- Description of the task -
Render the data from the line with "reference-entry-continuation <box>554 4" to the line with "reference-number: [17] <box>3" as a Markdown table with the columns Row and Line. Number each row, and leave out any blank lines.

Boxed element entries

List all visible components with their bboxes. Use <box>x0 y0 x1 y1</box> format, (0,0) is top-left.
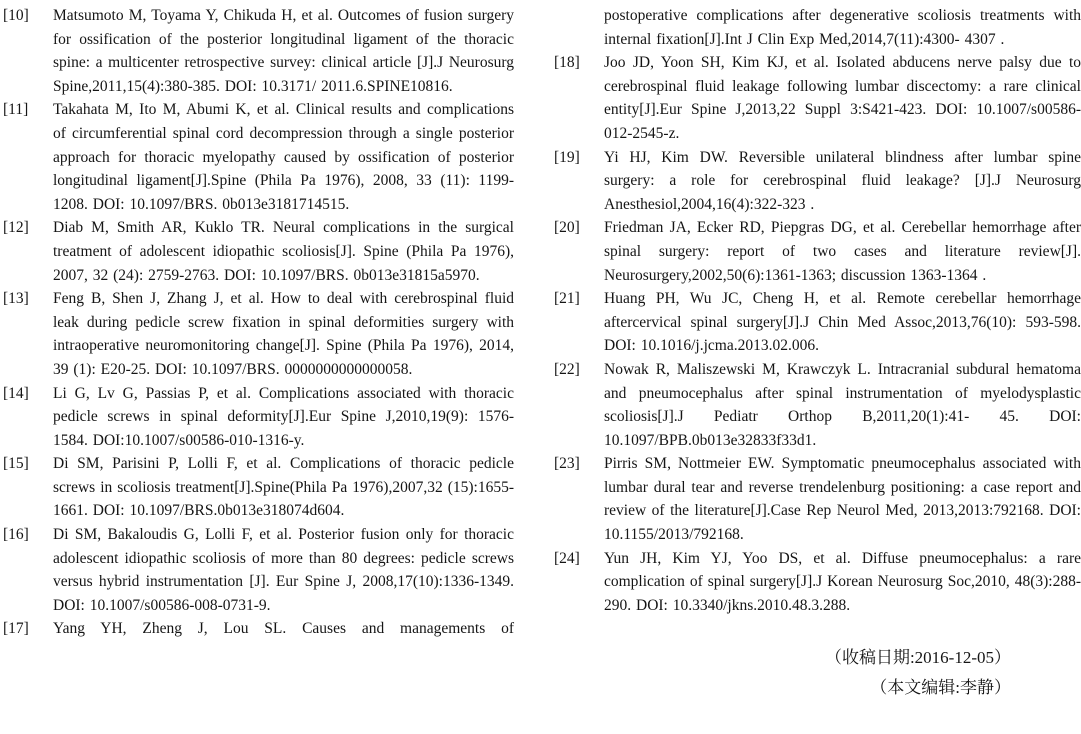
reference-entry-continuation <box>554 4 1081 51</box>
editor-note: （本文编辑:李静） <box>870 678 1011 698</box>
reference-number: [16] <box>3 526 29 544</box>
reference-entry <box>3 523 514 617</box>
reference-number: [18] <box>554 54 580 72</box>
reference-number: [21] <box>554 290 580 308</box>
reference-entry-truncated <box>3 617 514 641</box>
reference-number: [24] <box>554 549 580 567</box>
reference-text: Takahata M, Ito M, Abumi K, et al. Clinical results and complications of circumferential spinal cord decompression through a single posterior approach for thoracic myelopathy caused by ossification of posterior longitudinal ligament[J].Spine (Phila Pa 1976), 2008, 33 (11): 1199-1208. DOI: 10.1097/BRS. 0b013e3181714515. <box>53 101 514 213</box>
reference-number: [17] <box>3 620 29 638</box>
reference-text: Matsumoto M, Toyama Y, Chikuda H, et al. Outcomes of fusion surgery for ossification of the posterior longitudinal ligament of the thoracic spine: a multicenter retrospective survey: clinical article [J].J Neurosurg Spine,2011,15(4):380-385. DOI: 10.3171/ 2011.6.SPINE10816. <box>53 7 514 95</box>
reference-text: postoperative complications after degenerative scoliosis treatments with internal fixation[J].Int J Clin Exp Med,2014,7(11):4300- 4307 . <box>604 7 1081 48</box>
reference-number: [10] <box>3 7 29 24</box>
article-footer <box>554 643 1081 703</box>
reference-entry <box>3 98 514 216</box>
reference-text: Di SM, Parisini P, Lolli F, et al. Complications of thoracic pedicle screws in scoliosis treatment[J].Spine(Phila Pa 1976),2007,32 (15):1655-1661. DOI: 10.1097/BRS.0b013e318074d604. <box>53 455 514 520</box>
reference-text: Nowak R, Maliszewski M, Krawczyk L. Intracranial subdural hematoma and pneumocephalus after spinal instrumentation of myelodysplastic scoliosis[J].J Pediatr Orthop B,2011,20(1):41- 45. DOI: 10.1097/BPB.0b013e32833f33d1. <box>604 360 1081 449</box>
reference-entry <box>554 287 1081 358</box>
reference-text: Joo JD, Yoon SH, Kim KJ, et al. Isolated abducens nerve palsy due to cerebrospinal fluid leakage following lumbar discectomy: a rare clinical entity[J].Eur Spine J,2013,22 Suppl 3:S421-423. DOI: 10.1007/s00586-012-2545-z. <box>604 54 1081 142</box>
reference-text: Pirris SM, Nottmeier EW. Symptomatic pneumocephalus associated with lumbar dural tear and reverse trendelenburg positioning: a case report and review of the literature[J].Case Rep Neurol Med, 2013,2013:792168. DOI: 10.1155/2013/792168. <box>604 455 1081 544</box>
reference-entry <box>3 452 514 523</box>
reference-entry <box>3 287 514 381</box>
received-date: （收稿日期:2016-12-05） <box>824 648 1011 668</box>
reference-number: [14] <box>3 384 29 402</box>
reference-entry <box>3 382 514 453</box>
reference-text: Li G, Lv G, Passias P, et al. Complications associated with thoracic pedicle screws in spinal deformity[J].Eur Spine J,2010,19(9): 1576-1584. DOI:10.1007/s00586-010-1316-y. <box>53 384 514 449</box>
reference-number: [11] <box>3 101 29 119</box>
references-column-left <box>3 4 514 641</box>
reference-number: [22] <box>554 360 580 378</box>
reference-text: Huang PH, Wu JC, Cheng H, et al. Remote cerebellar hemorrhage aftercervical spinal surgery[J].J Chin Med Assoc,2013,76(10): 593-598. DOI: 10.1016/j.jcma.2013.02.006. <box>604 290 1081 355</box>
reference-number: [15] <box>3 455 29 473</box>
reference-text: Diab M, Smith AR, Kuklo TR. Neural complications in the surgical treatment of adolescent idiopathic scoliosis[J]. Spine (Phila Pa 1976), 2007, 32 (24): 2759-2763. DOI: 10.1097/BRS. 0b013e31815a5970. <box>53 219 514 284</box>
reference-text: Yi HJ, Kim DW. Reversible unilateral blindness after lumbar spine surgery: a role for cerebrospinal fluid leakage? [J].J Neurosurg Anesthesiol,2004,16(4):322-323 . <box>604 148 1081 213</box>
reference-entry <box>554 452 1081 546</box>
reference-number: [13] <box>3 290 29 308</box>
references-column-right <box>554 4 1081 703</box>
reference-text: Feng B, Shen J, Zhang J, et al. How to deal with cerebrospinal fluid leak during pedicle screw fixation in spinal deformities surgery with intraoperative neuromonitoring change[J]. Spine (Phila Pa 1976), 2014, 39 (1): E20-25. DOI: 10.1097/BRS. 0000000000000058. <box>53 290 514 378</box>
reference-number: [20] <box>554 219 580 237</box>
reference-text: Yun JH, Kim YJ, Yoo DS, et al. Diffuse pneumocephalus: a rare complication of spinal surgery[J].J Korean Neurosurg Soc,2010, 48(3):288-290. DOI: 10.3340/jkns.2010.48.3.288. <box>604 549 1081 614</box>
reference-entry <box>554 146 1081 217</box>
reference-entry <box>554 547 1081 618</box>
reference-text: Di SM, Bakaloudis G, Lolli F, et al. Posterior fusion only for thoracic adolescent idiopathic scoliosis of more than 80 degrees: pedicle screws versus hybrid instrumentation [J]. Eur Spine J, 2008,17(10):1336-1349. DOI: 10.1007/s00586-008-0731-9. <box>53 526 514 614</box>
reference-number: [23] <box>554 455 580 473</box>
reference-entry <box>3 216 514 287</box>
reference-number: [19] <box>554 148 580 166</box>
reference-entry <box>3 4 514 98</box>
reference-entry <box>554 358 1081 452</box>
reference-entry <box>554 51 1081 145</box>
reference-text: Yang YH, Zheng J, Lou SL. Causes and managements of <box>53 620 514 638</box>
reference-entry <box>554 216 1081 287</box>
reference-number: [12] <box>3 219 29 237</box>
reference-text: Friedman JA, Ecker RD, Piepgras DG, et al. Cerebellar hemorrhage after spinal surgery: report of two cases and literature review[J]. Neurosurgery,2002,50(6):1361-1363; discussion 1363-1364 . <box>604 219 1081 284</box>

- Task answer -
| Row | Line |
|---|---|
| 1 | reference-entry-continuation <box>554 4 1081 51</box> |
| 2 | editor-note: （本文编辑:李静） <box>870 678 1011 698</box> |
| 3 | reference-number: [16] <box>3 526 29 544</box> |
| 4 | reference-entry <box>3 523 514 617</box> |
| 5 | reference-number: [18] <box>554 54 580 72</box> |
| 6 | reference-number: [21] <box>554 290 580 308</box> |
| 7 | reference-entry-truncated <box>3 617 514 641</box> |
| 8 | reference-number: [24] <box>554 549 580 567</box> |
| 9 | reference-text: Takahata M, Ito M, Abumi K, et al. Clinical results and complications of circumferential spinal cord decompression through a single posterior approach for thoracic myelopathy caused by ossification of posterior longitudinal ligament[J].Spine (Phila Pa 1976), 2008, 33 (11): 1199-1208. DOI: 10.1097/BRS. 0b013e3181714515. <box>53 101 514 213</box> |
| 10 | reference-number: [17] <box>3 620 29 638</box> |